- Data excerpts:
^^^^^^^^
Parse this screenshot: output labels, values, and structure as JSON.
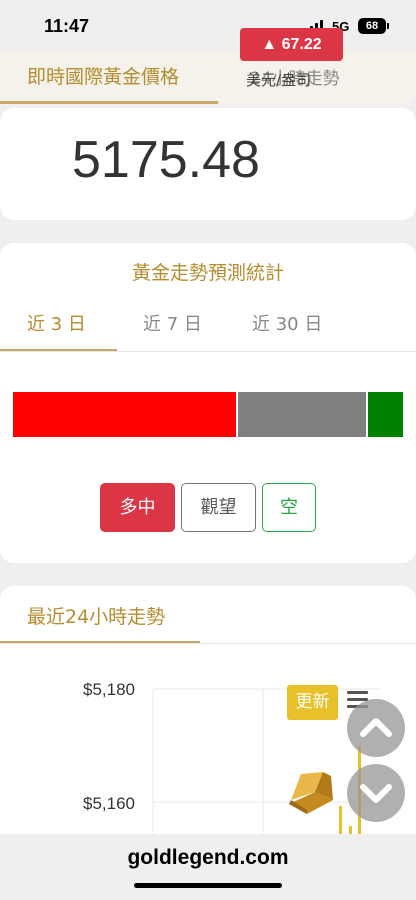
{
  "status": {
    "time": "11:47",
    "network": "5G",
    "battery": "68"
  },
  "nav": {
    "tabs": [
      {
        "label": "即時國際黃金價格",
        "active": true
      },
      {
        "label": "24小時走勢",
        "active": false
      }
    ]
  },
  "price": {
    "value": "5175.48",
    "change": "▲ 67.22",
    "unit": "美元/盎司",
    "change_color": "#dc3545"
  },
  "forecast": {
    "title": "黃金走勢預測統計",
    "periods": [
      {
        "label": "近 3 日",
        "active": true
      },
      {
        "label": "近 7 日",
        "active": false
      },
      {
        "label": "近 30 日",
        "active": false
      }
    ],
    "distribution": [
      {
        "name": "bull",
        "color": "#ff0000",
        "fraction": 0.575
      },
      {
        "name": "neutral",
        "color": "#808080",
        "fraction": 0.335
      },
      {
        "name": "bear",
        "color": "#008000",
        "fraction": 0.09
      }
    ],
    "buttons": {
      "bull": "多中",
      "watch": "觀望",
      "bear": "空"
    }
  },
  "trend": {
    "title": "最近24小時走勢",
    "update_label": "更新"
  },
  "chart_data": {
    "type": "line",
    "ylabels": [
      "$5,180",
      "$5,160"
    ],
    "yvalues": [
      5180,
      5160
    ]
  },
  "footer": {
    "site": "goldlegend.com"
  },
  "colors": {
    "accent": "#b58c2f",
    "red": "#dc3545",
    "green": "#28a745"
  }
}
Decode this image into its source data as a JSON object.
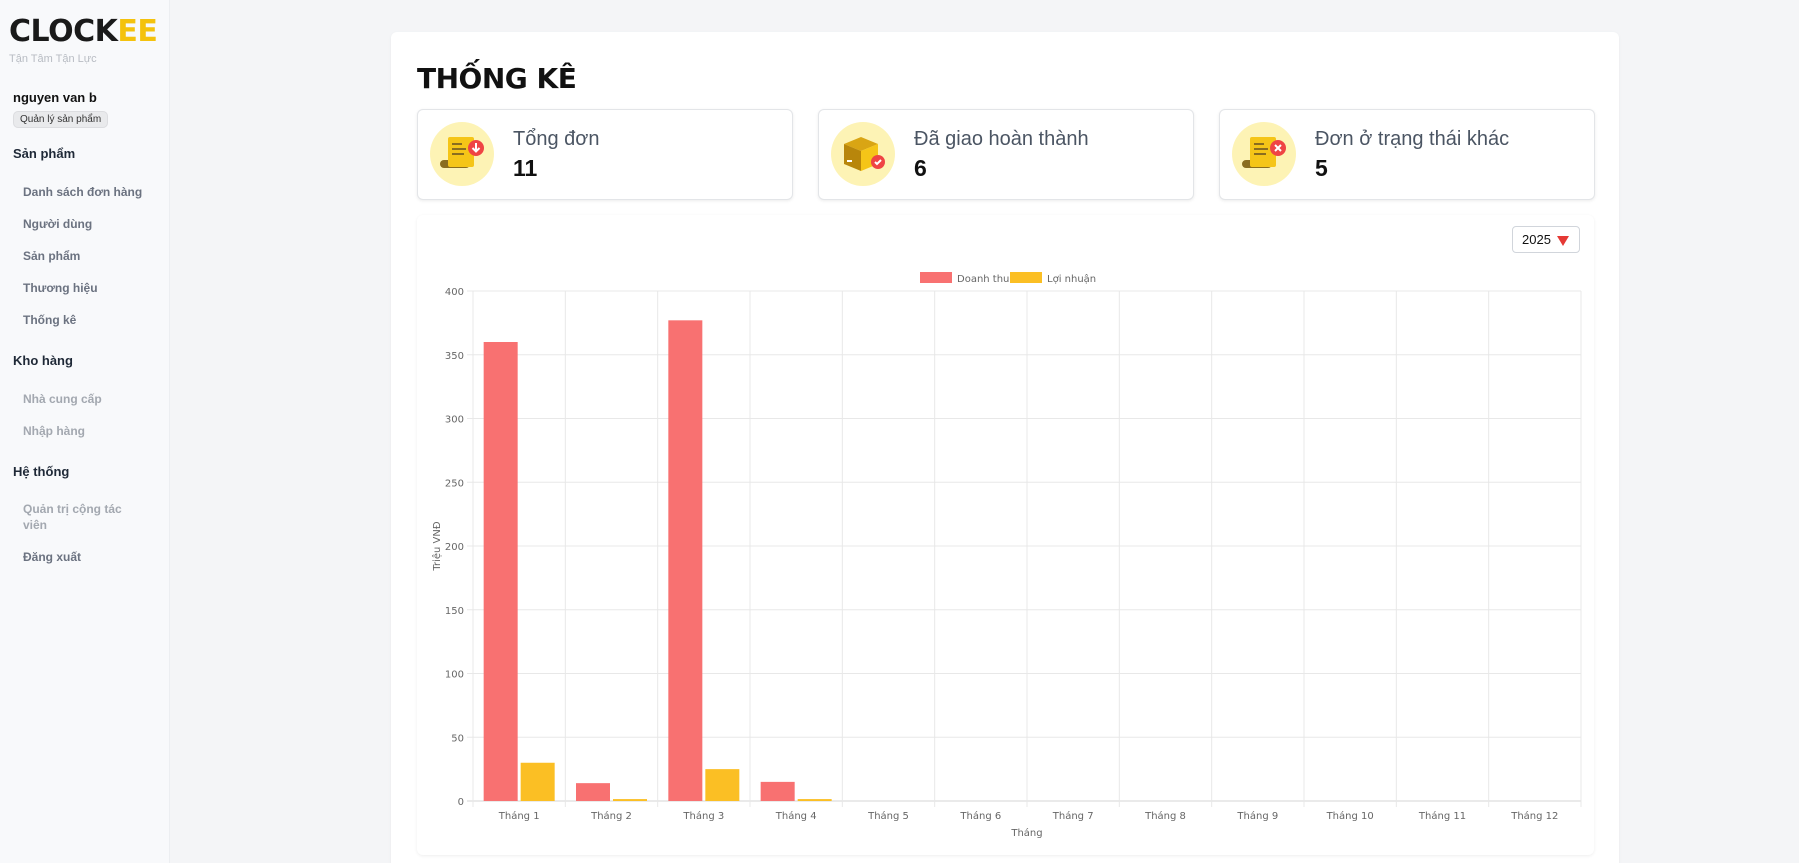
{
  "sidebar": {
    "logo_dark": "CLOCK",
    "logo_accent": "EE",
    "tagline": "Tận Tâm Tận Lực",
    "user": {
      "name": "nguyen van b",
      "role": "Quản lý sản phẩm"
    },
    "sections": [
      {
        "title": "Sản phẩm",
        "items": [
          "Danh sách đơn hàng",
          "Người dùng",
          "Sản phẩm",
          "Thương hiệu",
          "Thống kê"
        ]
      },
      {
        "title": "Kho hàng",
        "items": [
          "Nhà cung cấp",
          "Nhập hàng"
        ]
      },
      {
        "title": "Hệ thống",
        "items": [
          "Quản trị cộng tác viên",
          "Đăng xuất"
        ]
      }
    ]
  },
  "page": {
    "title": "THỐNG KÊ"
  },
  "stats": [
    {
      "label": "Tổng đơn",
      "value": "11",
      "icon": "receipt-download-icon"
    },
    {
      "label": "Đã giao hoàn thành",
      "value": "6",
      "icon": "box-check-icon"
    },
    {
      "label": "Đơn ở trạng thái khác",
      "value": "5",
      "icon": "receipt-cancel-icon"
    }
  ],
  "filter": {
    "year": "2025"
  },
  "colors": {
    "accent": "#f4c20d",
    "revenue": "#f87171",
    "profit": "#fbbf24",
    "badge": "#ef4444",
    "icon_bg": "#fdf3b5"
  },
  "chart_data": {
    "type": "bar",
    "xlabel": "Tháng",
    "ylabel": "Triệu VNĐ",
    "ylim": [
      0,
      400
    ],
    "yticks": [
      0,
      50,
      100,
      150,
      200,
      250,
      300,
      350,
      400
    ],
    "grid": true,
    "legend_position": "top-center",
    "categories": [
      "Tháng 1",
      "Tháng 2",
      "Tháng 3",
      "Tháng 4",
      "Tháng 5",
      "Tháng 6",
      "Tháng 7",
      "Tháng 8",
      "Tháng 9",
      "Tháng 10",
      "Tháng 11",
      "Tháng 12"
    ],
    "series": [
      {
        "name": "Doanh thu",
        "color": "#f87171",
        "values": [
          360,
          14,
          377,
          15,
          0,
          0,
          0,
          0,
          0,
          0,
          0,
          0
        ]
      },
      {
        "name": "Lợi nhuận",
        "color": "#fbbf24",
        "values": [
          30,
          1.5,
          25,
          1.5,
          0,
          0,
          0,
          0,
          0,
          0,
          0,
          0
        ]
      }
    ]
  }
}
^^^^^^^^
- What the task requires: Going through the entries above, report how many lines include the string "Quản". The number alone is the answer.

- Response below: 2